## Records
>> BEGIN
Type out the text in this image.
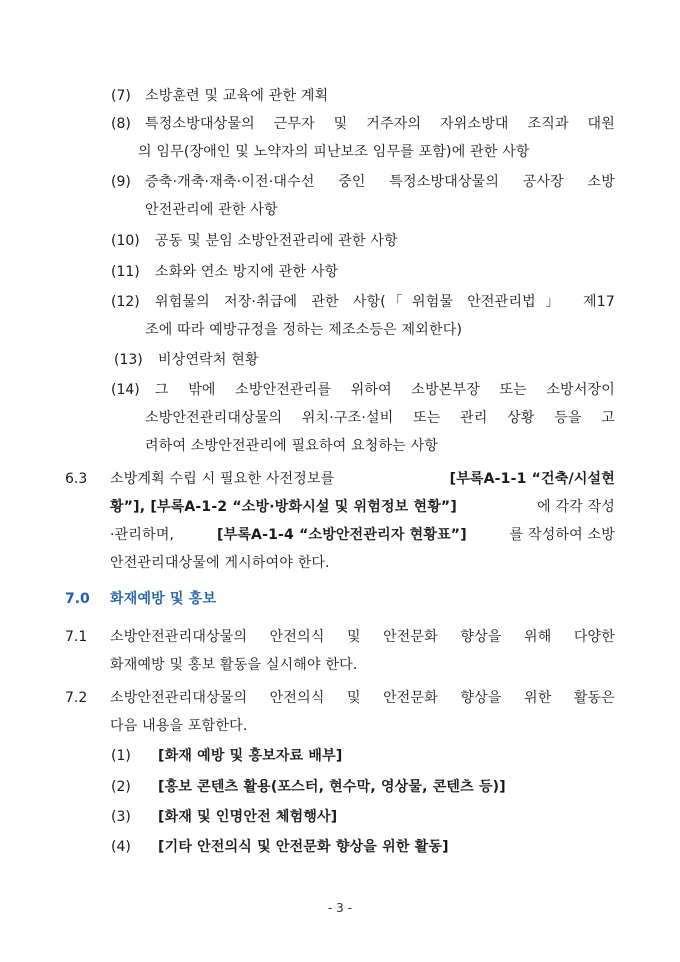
(7) 소방훈련 및 교육에 관한 계획
(8) 특정소방대상물의 근무자 및 거주자의 자위소방대 조직과 대원
의 임무(장애인 및 노약자의 피난보조 임무를 포함)에 관한 사항
(9) 증축·개축·재축·이전·대수선 중인 특정소방대상물의 공사장 소방
안전관리에 관한 사항
(10) 공동 및 분임 소방안전관리에 관한 사항
(11) 소화와 연소 방지에 관한 사항
(12) 위험물의 저장·취급에 관한 사항(「위험물 안전관리법」 제17
조에 따라 예방규정을 정하는 제조소등은 제외한다)
(13) 비상연락처 현황
(14) 그 밖에 소방안전관리를 위하여 소방본부장 또는 소방서장이
소방안전관리대상물의 위치·구조·설비 또는 관리 상황 등을 고
려하여 소방안전관리에 필요하여 요청하는 사항
6.3 소방계획 수립 시 필요한 사전정보를	[부록A-1-1 “건축/시설현
황”], [부록A-1-2 “소방·방화시설 및 위험정보 현황”]	에 각각 작성
·관리하며,	[부록A-1-4 “소방안전관리자 현황표”]	를 작성하여 소방
안전관리대상물에 게시하여야 한다.
7.0 화재예방 및 홍보
7.1 소방안전관리대상물의 안전의식 및 안전문화 향상을 위해 다양한
화재예방 및 홍보 활동을 실시해야 한다.
7.2 소방안전관리대상물의 안전의식 및 안전문화 향상을 위한 활동은
다음 내용을 포함한다.
(1) [화재 예방 및 홍보자료 배부]
(2) [홍보 콘텐츠 활용(포스터, 현수막, 영상물, 콘텐츠 등)]
(3) [화재 및 인명안전 체험행사]
(4) [기타 안전의식 및 안전문화 향상을 위한 활동]
- 3 -
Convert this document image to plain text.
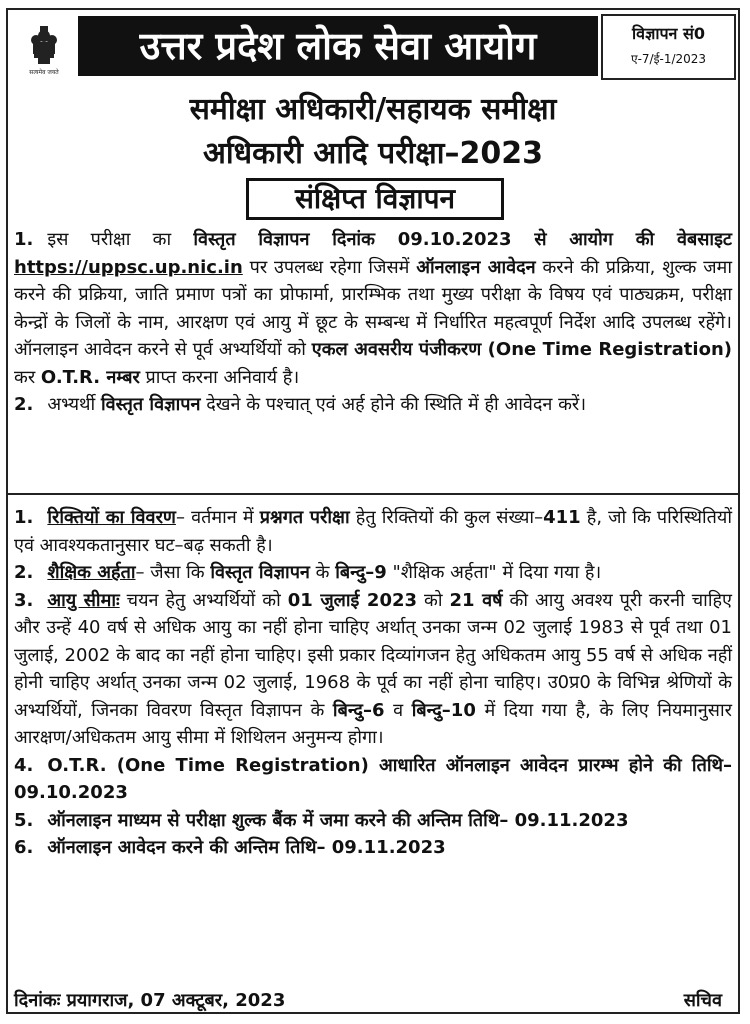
सत्यमेव जयते
उत्तर प्रदेश लोक सेवा आयोग	विज्ञापन सं0
ए-7/ई-1/2023
समीक्षा अधिकारी/सहायक समीक्षा
अधिकारी आदि परीक्षा–2023
संक्षिप्त विज्ञापन

1. इस परीक्षा का विस्तृत विज्ञापन दिनांक 09.10.2023 से आयोग की वेबसाइट https://uppsc.up.nic.in पर उपलब्ध रहेगा जिसमें ऑनलाइन आवेदन करने की प्रक्रिया, शुल्क जमा करने की प्रक्रिया, जाति प्रमाण पत्रों का प्रोफार्मा, प्रारम्भिक तथा मुख्य परीक्षा के विषय एवं पाठ्यक्रम, परीक्षा केन्द्रों के जिलों के नाम, आरक्षण एवं आयु में छूट के सम्बन्ध में निर्धारित महत्वपूर्ण निर्देश आदि उपलब्ध रहेंगे। ऑनलाइन आवेदन करने से पूर्व अभ्यर्थियों को एकल अवसरीय पंजीकरण (One Time Registration) कर O.T.R. नम्बर प्राप्त करना अनिवार्य है।

2. अभ्यर्थी विस्तृत विज्ञापन देखने के पश्चात् एवं अर्ह होने की स्थिति में ही आवेदन करें।

1. रिक्तियों का विवरण– वर्तमान में प्रश्नगत परीक्षा हेतु रिक्तियों की कुल संख्या–411 है, जो कि परिस्थितियों एवं आवश्यकतानुसार घट–बढ़ सकती है।

2. शैक्षिक अर्हता– जैसा कि विस्तृत विज्ञापन के बिन्दु–9 "शैक्षिक अर्हता" में दिया गया है।

3. आयु सीमाः चयन हेतु अभ्यर्थियों को 01 जुलाई 2023 को 21 वर्ष की आयु अवश्य पूरी करनी चाहिए और उन्हें 40 वर्ष से अधिक आयु का नहीं होना चाहिए अर्थात् उनका जन्म 02 जुलाई 1983 से पूर्व तथा 01 जुलाई, 2002 के बाद का नहीं होना चाहिए। इसी प्रकार दिव्यांगजन हेतु अधिकतम आयु 55 वर्ष से अधिक नहीं होनी चाहिए अर्थात् उनका जन्म 02 जुलाई, 1968 के पूर्व का नहीं होना चाहिए। उ0प्र0 के विभिन्न श्रेणियों के अभ्यर्थियों, जिनका विवरण विस्तृत विज्ञापन के बिन्दु–6 व बिन्दु–10 में दिया गया है, के लिए नियमानुसार आरक्षण/अधिकतम आयु सीमा में शिथिलन अनुमन्य होगा।

4. O.T.R. (One Time Registration) आधारित ऑनलाइन आवेदन प्रारम्भ होने की तिथि– 09.10.2023

5. ऑनलाइन माध्यम से परीक्षा शुल्क बैंक में जमा करने की अन्तिम तिथि– 09.11.2023

6. ऑनलाइन आवेदन करने की अन्तिम तिथि– 09.11.2023

दिनांकः प्रयागराज, 07 अक्टूबर, 2023	सचिव
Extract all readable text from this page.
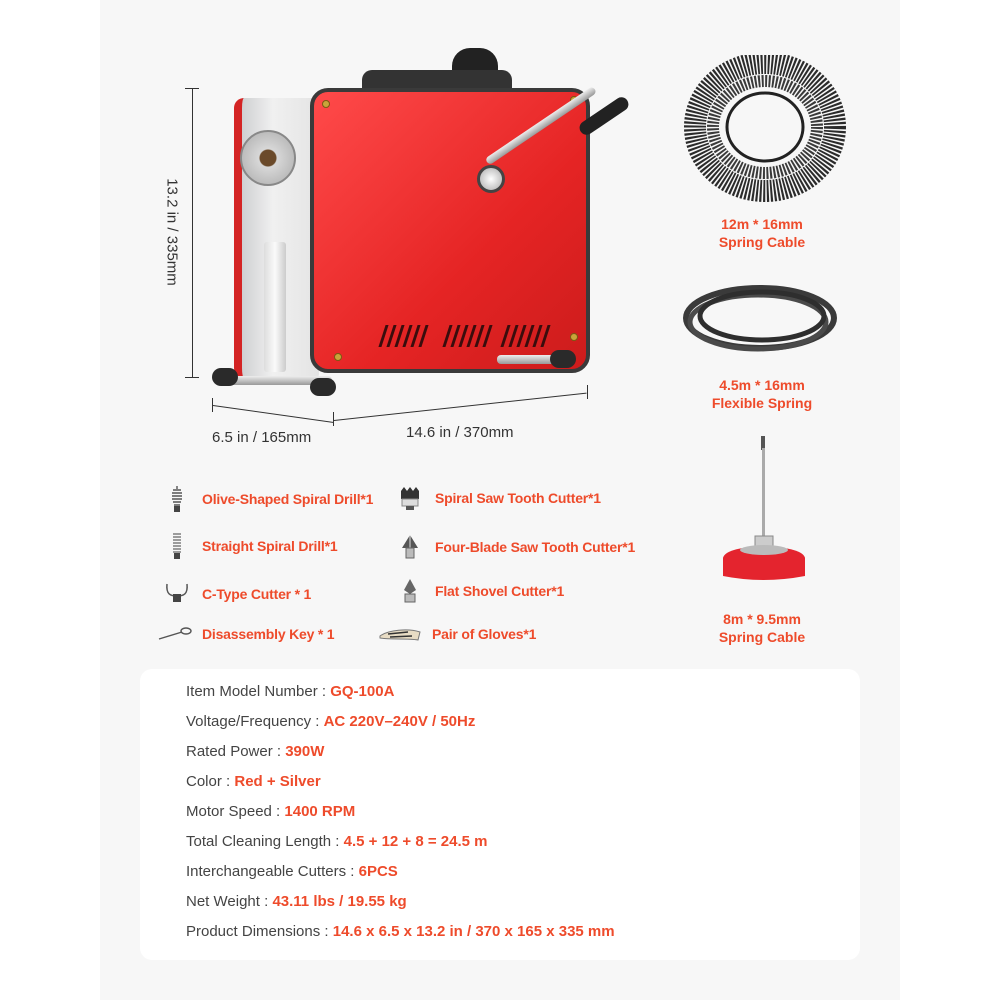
13.2 in / 335mm
6.5 in / 165mm	14.6 in / 370mm
Olive-Shaped Spiral Drill*1
Straight Spiral Drill*1
C-Type Cutter * 1
Disassembly Key * 1
Spiral Saw Tooth Cutter*1
Four-Blade Saw Tooth Cutter*1
Flat Shovel Cutter*1
Pair of Gloves*1
12m * 16mm
Spring Cable
4.5m * 16mm
Flexible Spring
8m * 9.5mm
Spring Cable
Item Model Number : GQ-100A
Voltage/Frequency : AC 220V–240V / 50Hz
Rated Power : 390W
Color : Red + Silver
Motor Speed : 1400 RPM
Total Cleaning Length : 4.5 + 12 + 8 = 24.5 m
Interchangeable Cutters : 6PCS
Net Weight : 43.11 lbs / 19.55 kg
Product Dimensions : 14.6 x 6.5 x 13.2 in / 370 x 165 x 335 mm
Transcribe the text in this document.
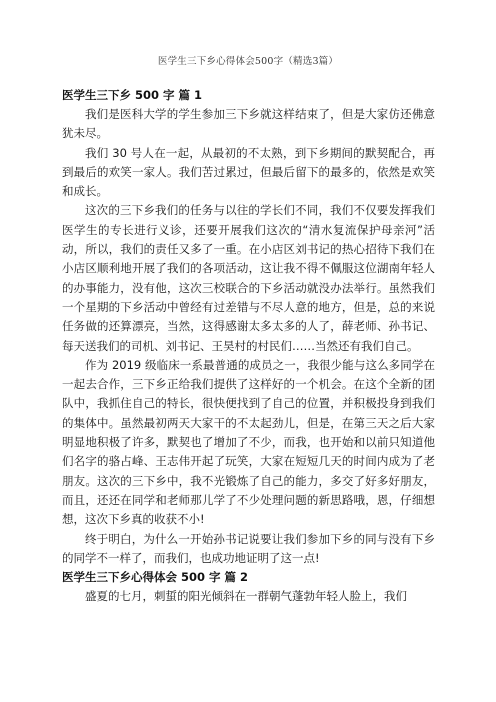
医学生三下乡心得体会500字（精选3篇）

医学生三下乡 500 字 篇 1

我们是医科大学的学生参加三下乡就这样结束了，但是大家仿还佛意犹未尽。

我们 30 号人在一起，从最初的不太熟，到下乡期间的默契配合，再到最后的欢笑一家人。我们苦过累过，但最后留下的最多的，依然是欢笑和成长。

这次的三下乡我们的任务与以往的学长们不同，我们不仅要发挥我们医学生的专长进行义诊，还要开展我们这次的“清水复流保护母亲河”活动，所以，我们的责任又多了一重。在小店区刘书记的热心招待下我们在小店区顺利地开展了我们的各项活动，这让我不得不佩服这位湖南年轻人的办事能力，没有他，这次三校联合的下乡活动就没办法举行。虽然我们一个星期的下乡活动中曾经有过差错与不尽人意的地方，但是，总的来说任务做的还算漂亮，当然，这得感谢太多太多的人了，薛老师、孙书记、每天送我们的司机、刘书记、王昊村的村民们……当然还有我们自己。

作为 2019 级临床一系最普通的成员之一，我很少能与这么多同学在一起去合作，三下乡正给我们提供了这样好的一个机会。在这个全新的团队中，我抓住自己的特长，很快便找到了自己的位置，并积极投身到我们的集体中。虽然最初两天大家干的不太起劲儿，但是，在第三天之后大家明显地积极了许多，默契也了增加了不少，而我，也开始和以前只知道他们名字的骆占峰、王志伟开起了玩笑，大家在短短几天的时间内成为了老朋友。这次的三下乡中，我不光锻炼了自己的能力，多交了好多好朋友，而且，还还在同学和老师那儿学了不少处理问题的新思路哦，恩，仔细想想，这次下乡真的收获不小!

终于明白，为什么一开始孙书记说要让我们参加下乡的同与没有下乡的同学不一样了，而我们，也成功地证明了这一点!

医学生三下乡心得体会 500 字 篇 2

盛夏的七月，刺蜇的阳光倾斜在一群朝气蓬勃年轻人脸上，我们
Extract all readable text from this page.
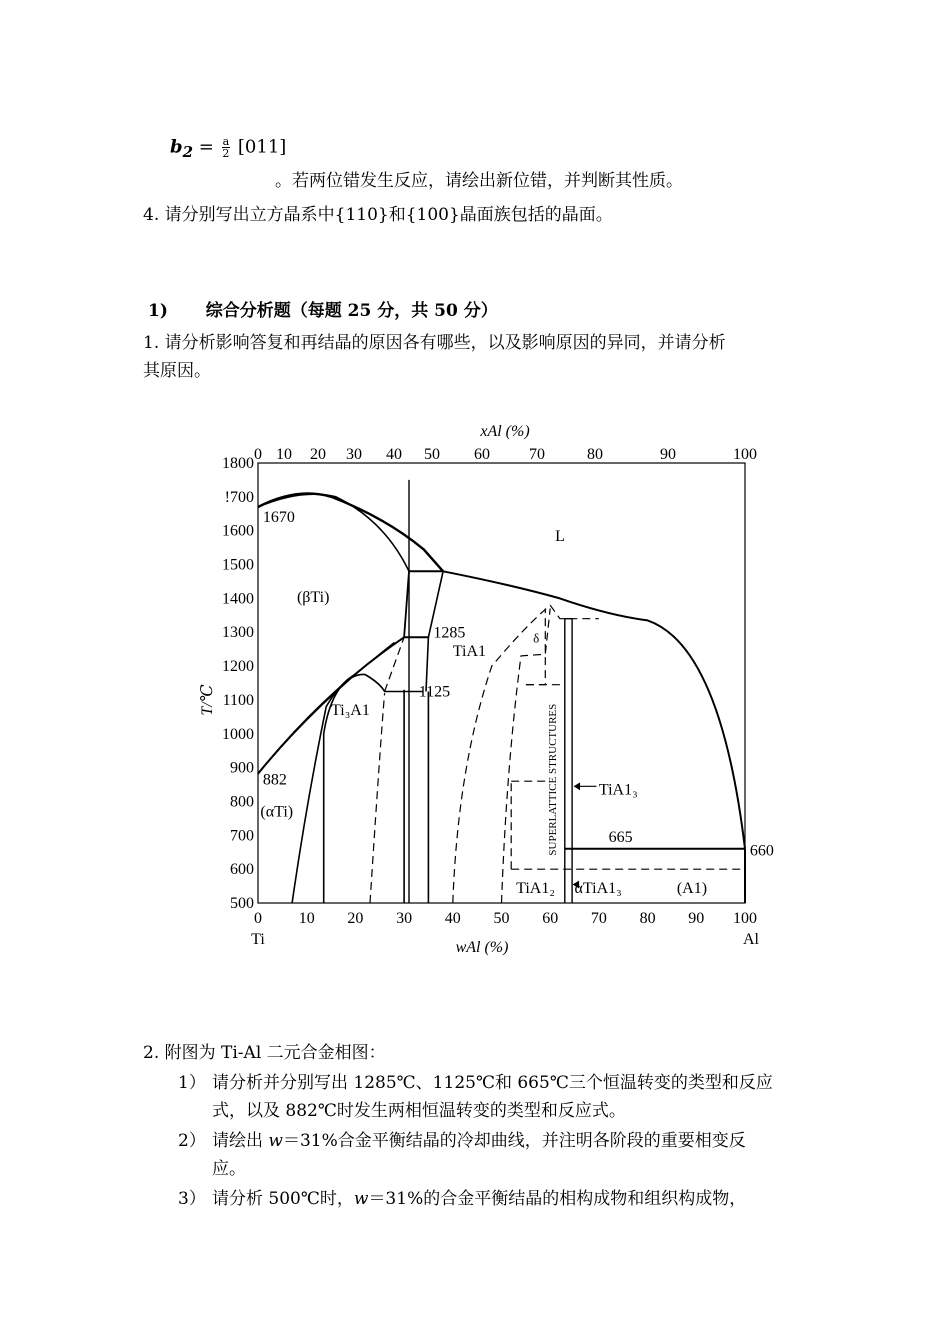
$b_2 = \frac{a}{2} [011]$
。若两位错发生反应，请绘出新位错，并判断其性质。
4. 请分别写出立方晶系中{110}和{100}晶面族包括的晶面。
1) 综合分析题（每题 25 分，共 50 分）
1. 请分析影响答复和再结晶的原因各有哪些，以及影响原因的异同，并请分析
其原因。
1800
!700
1600
1500
1400
1300
1200
1100
1000
900
800
700
600
500
0 10 20 30 40 50 60 70 80 90 100
0 10 20 30 40 50 60 70	80	90	100
xAl (%)
wAl (%)
T/℃
Ti	Al
1670
L
(βTi)
1285
TiA1
1125
Ti₃A1
882
(αTi)	SUPERLATTICE STRUCTURES TiA1₃
665
660
TiA1₂ αTiA1₃	(A1)
δ
2. 附图为 Ti-Al 二元合金相图：
1） 请分析并分别写出 1285℃、1125℃和 665℃三个恒温转变的类型和反应
式，以及 882℃时发生两相恒温转变的类型和反应式。
2） 请绘出 w＝31%合金平衡结晶的冷却曲线，并注明各阶段的重要相变反
应。
3） 请分析 500℃时，w＝31%的合金平衡结晶的相构成物和组织构成物，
>> END
## Task details
Say how many lines above contain the string "Time". Answer with the number only.

## Exercise response
2